PROBLEM TO SOLVE — Give every line again exactly as it appears, please, but not the pictures.

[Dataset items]
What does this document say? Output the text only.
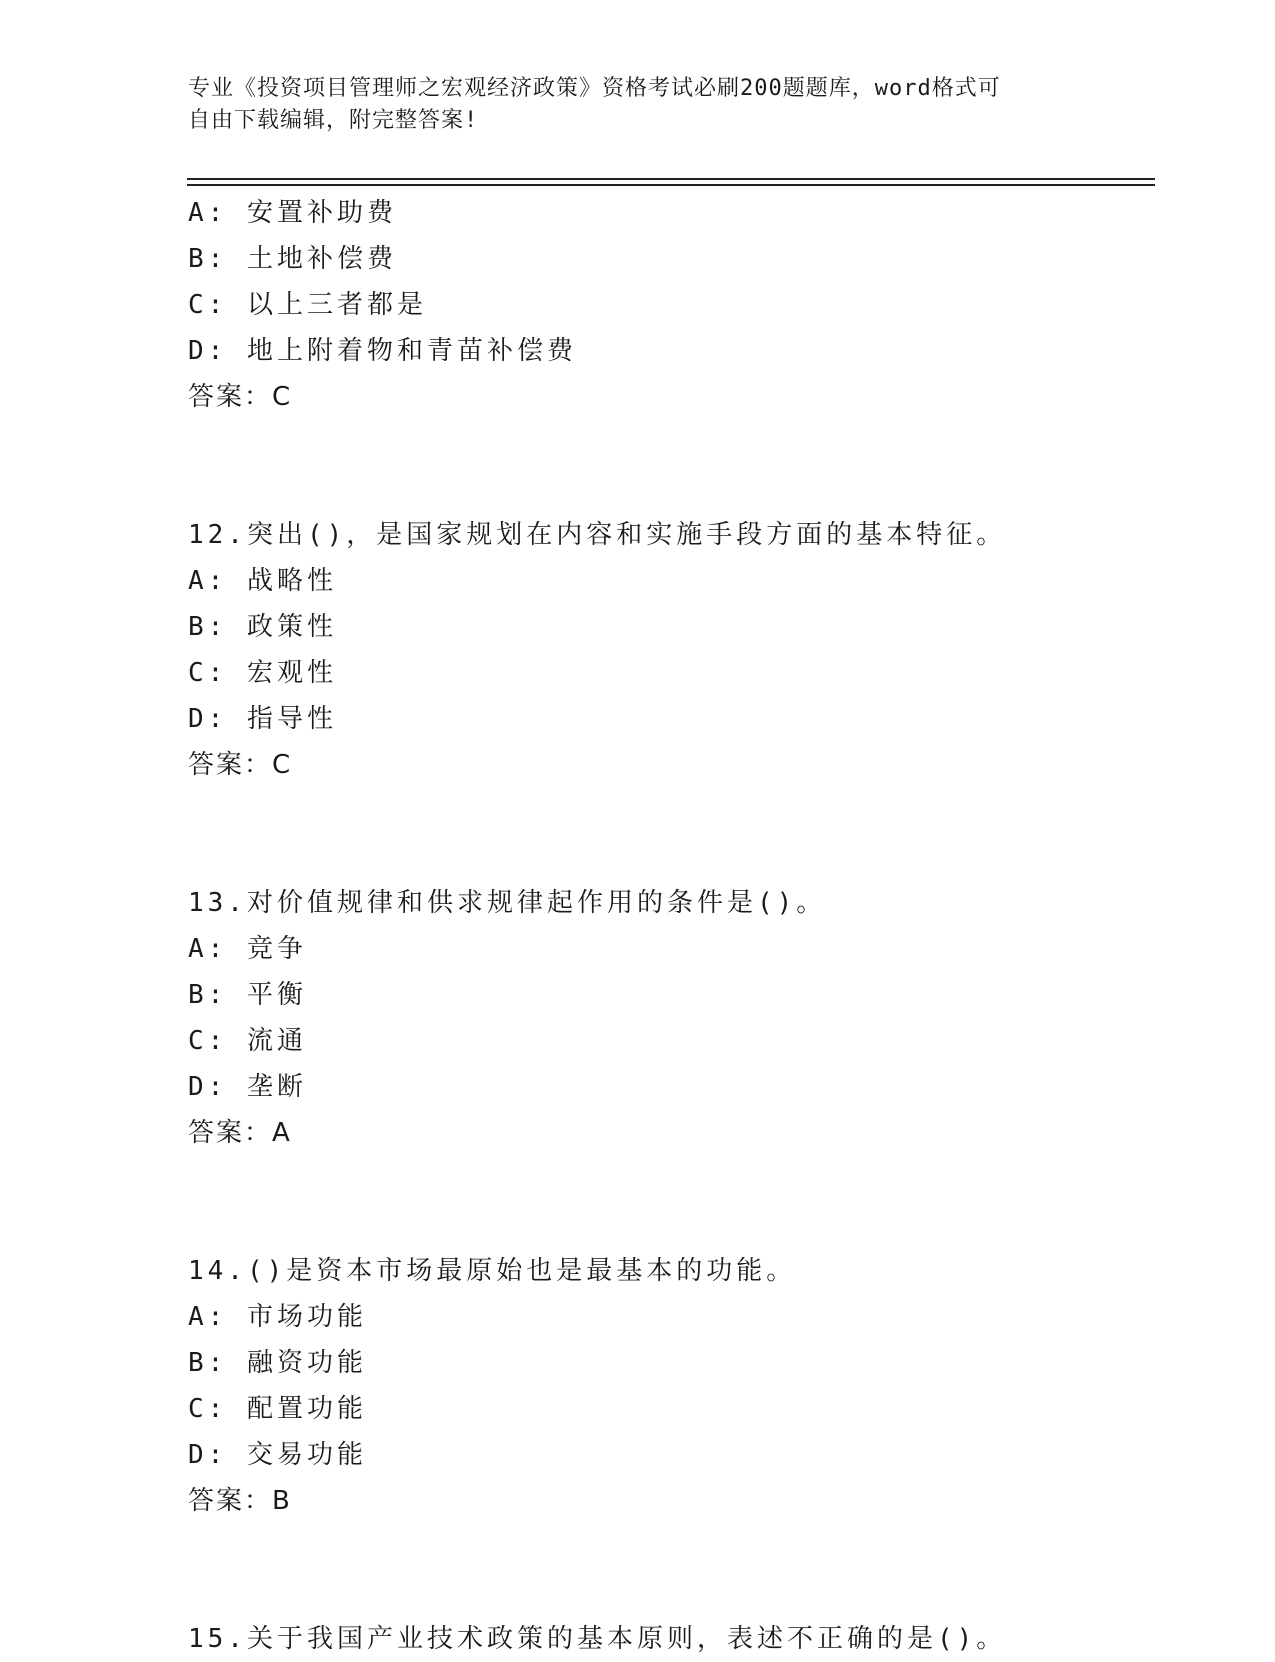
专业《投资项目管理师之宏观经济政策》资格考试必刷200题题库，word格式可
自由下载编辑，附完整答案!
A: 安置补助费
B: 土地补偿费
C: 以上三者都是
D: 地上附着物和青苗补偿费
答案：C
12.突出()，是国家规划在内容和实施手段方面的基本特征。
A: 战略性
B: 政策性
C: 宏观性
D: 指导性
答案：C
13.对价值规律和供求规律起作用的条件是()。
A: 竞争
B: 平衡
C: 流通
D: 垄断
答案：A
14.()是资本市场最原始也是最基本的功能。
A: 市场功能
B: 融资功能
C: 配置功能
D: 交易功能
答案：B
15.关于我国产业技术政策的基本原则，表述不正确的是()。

EXERCISE OUTPUT —
What does this document say? Output the text only.
专业《投资项目管理师之宏观经济政策》资格考试必刷200题题库，word格式可
自由下载编辑，附完整答案!
A: 安置补助费
B: 土地补偿费
C: 以上三者都是
D: 地上附着物和青苗补偿费
答案：C
12.突出()，是国家规划在内容和实施手段方面的基本特征。
A: 战略性
B: 政策性
C: 宏观性
D: 指导性
答案：C
13.对价值规律和供求规律起作用的条件是()。
A: 竞争
B: 平衡
C: 流通
D: 垄断
答案：A
14.()是资本市场最原始也是最基本的功能。
A: 市场功能
B: 融资功能
C: 配置功能
D: 交易功能
答案：B
15.关于我国产业技术政策的基本原则，表述不正确的是()。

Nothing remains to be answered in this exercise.